DATA ENTRIES:
** Start **

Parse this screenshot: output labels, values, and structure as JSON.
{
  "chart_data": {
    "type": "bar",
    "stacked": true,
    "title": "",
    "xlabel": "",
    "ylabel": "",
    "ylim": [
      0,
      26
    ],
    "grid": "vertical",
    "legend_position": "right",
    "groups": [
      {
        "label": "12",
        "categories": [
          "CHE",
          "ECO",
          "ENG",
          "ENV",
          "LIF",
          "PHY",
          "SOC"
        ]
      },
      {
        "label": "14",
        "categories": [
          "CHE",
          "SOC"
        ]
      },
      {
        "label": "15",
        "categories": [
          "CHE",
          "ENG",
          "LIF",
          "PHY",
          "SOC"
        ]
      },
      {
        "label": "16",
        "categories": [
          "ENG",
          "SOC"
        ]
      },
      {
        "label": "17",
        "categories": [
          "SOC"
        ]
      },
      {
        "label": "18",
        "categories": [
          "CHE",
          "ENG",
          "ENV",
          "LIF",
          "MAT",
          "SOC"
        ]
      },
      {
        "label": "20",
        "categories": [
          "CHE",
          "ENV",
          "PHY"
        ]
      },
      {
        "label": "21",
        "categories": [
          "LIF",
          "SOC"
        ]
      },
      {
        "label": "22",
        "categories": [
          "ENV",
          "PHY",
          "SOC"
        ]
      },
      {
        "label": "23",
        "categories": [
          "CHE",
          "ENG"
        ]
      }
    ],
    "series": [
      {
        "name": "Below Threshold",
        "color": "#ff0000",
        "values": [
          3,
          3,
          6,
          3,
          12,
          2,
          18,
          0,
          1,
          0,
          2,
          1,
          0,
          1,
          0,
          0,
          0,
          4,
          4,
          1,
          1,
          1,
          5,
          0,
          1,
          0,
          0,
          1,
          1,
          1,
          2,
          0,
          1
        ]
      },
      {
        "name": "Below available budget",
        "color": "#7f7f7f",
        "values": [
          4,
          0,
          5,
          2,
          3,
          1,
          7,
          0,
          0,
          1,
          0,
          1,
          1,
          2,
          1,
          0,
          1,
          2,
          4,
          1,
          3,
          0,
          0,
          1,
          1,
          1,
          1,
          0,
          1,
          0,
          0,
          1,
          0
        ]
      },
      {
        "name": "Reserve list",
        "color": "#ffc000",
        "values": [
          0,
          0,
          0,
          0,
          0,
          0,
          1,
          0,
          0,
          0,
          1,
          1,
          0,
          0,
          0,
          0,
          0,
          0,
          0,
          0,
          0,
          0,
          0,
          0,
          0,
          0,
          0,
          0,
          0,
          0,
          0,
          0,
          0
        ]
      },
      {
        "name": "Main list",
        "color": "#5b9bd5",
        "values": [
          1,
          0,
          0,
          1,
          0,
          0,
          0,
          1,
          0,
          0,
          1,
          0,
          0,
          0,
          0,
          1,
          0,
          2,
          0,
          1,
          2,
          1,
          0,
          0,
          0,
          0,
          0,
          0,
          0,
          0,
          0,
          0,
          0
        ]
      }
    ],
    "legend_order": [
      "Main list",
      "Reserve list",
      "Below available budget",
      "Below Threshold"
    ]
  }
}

** End **

WRITTEN PROBLEM:
Exactly reproduce every line of the data above.

RESPONSE:
Parse this screenshot: output labels, values, and structure as JSON.
{
  "chart_data": {
    "type": "bar",
    "stacked": true,
    "title": "",
    "xlabel": "",
    "ylabel": "",
    "ylim": [
      0,
      26
    ],
    "grid": "vertical",
    "legend_position": "right",
    "groups": [
      {
        "label": "12",
        "categories": [
          "CHE",
          "ECO",
          "ENG",
          "ENV",
          "LIF",
          "PHY",
          "SOC"
        ]
      },
      {
        "label": "14",
        "categories": [
          "CHE",
          "SOC"
        ]
      },
      {
        "label": "15",
        "categories": [
          "CHE",
          "ENG",
          "LIF",
          "PHY",
          "SOC"
        ]
      },
      {
        "label": "16",
        "categories": [
          "ENG",
          "SOC"
        ]
      },
      {
        "label": "17",
        "categories": [
          "SOC"
        ]
      },
      {
        "label": "18",
        "categories": [
          "CHE",
          "ENG",
          "ENV",
          "LIF",
          "MAT",
          "SOC"
        ]
      },
      {
        "label": "20",
        "categories": [
          "CHE",
          "ENV",
          "PHY"
        ]
      },
      {
        "label": "21",
        "categories": [
          "LIF",
          "SOC"
        ]
      },
      {
        "label": "22",
        "categories": [
          "ENV",
          "PHY",
          "SOC"
        ]
      },
      {
        "label": "23",
        "categories": [
          "CHE",
          "ENG"
        ]
      }
    ],
    "series": [
      {
        "name": "Below Threshold",
        "color": "#ff0000",
        "values": [
          3,
          3,
          6,
          3,
          12,
          2,
          18,
          0,
          1,
          0,
          2,
          1,
          0,
          1,
          0,
          0,
          0,
          4,
          4,
          1,
          1,
          1,
          5,
          0,
          1,
          0,
          0,
          1,
          1,
          1,
          2,
          0,
          1
        ]
      },
      {
        "name": "Below available budget",
        "color": "#7f7f7f",
        "values": [
          4,
          0,
          5,
          2,
          3,
          1,
          7,
          0,
          0,
          1,
          0,
          1,
          1,
          2,
          1,
          0,
          1,
          2,
          4,
          1,
          3,
          0,
          0,
          1,
          1,
          1,
          1,
          0,
          1,
          0,
          0,
          1,
          0
        ]
      },
      {
        "name": "Reserve list",
        "color": "#ffc000",
        "values": [
          0,
          0,
          0,
          0,
          0,
          0,
          1,
          0,
          0,
          0,
          1,
          1,
          0,
          0,
          0,
          0,
          0,
          0,
          0,
          0,
          0,
          0,
          0,
          0,
          0,
          0,
          0,
          0,
          0,
          0,
          0,
          0,
          0
        ]
      },
      {
        "name": "Main list",
        "color": "#5b9bd5",
        "values": [
          1,
          0,
          0,
          1,
          0,
          0,
          0,
          1,
          0,
          0,
          1,
          0,
          0,
          0,
          0,
          1,
          0,
          2,
          0,
          1,
          2,
          1,
          0,
          0,
          0,
          0,
          0,
          0,
          0,
          0,
          0,
          0,
          0
        ]
      }
    ],
    "legend_order": [
      "Main list",
      "Reserve list",
      "Below available budget",
      "Below Threshold"
    ]
  }
}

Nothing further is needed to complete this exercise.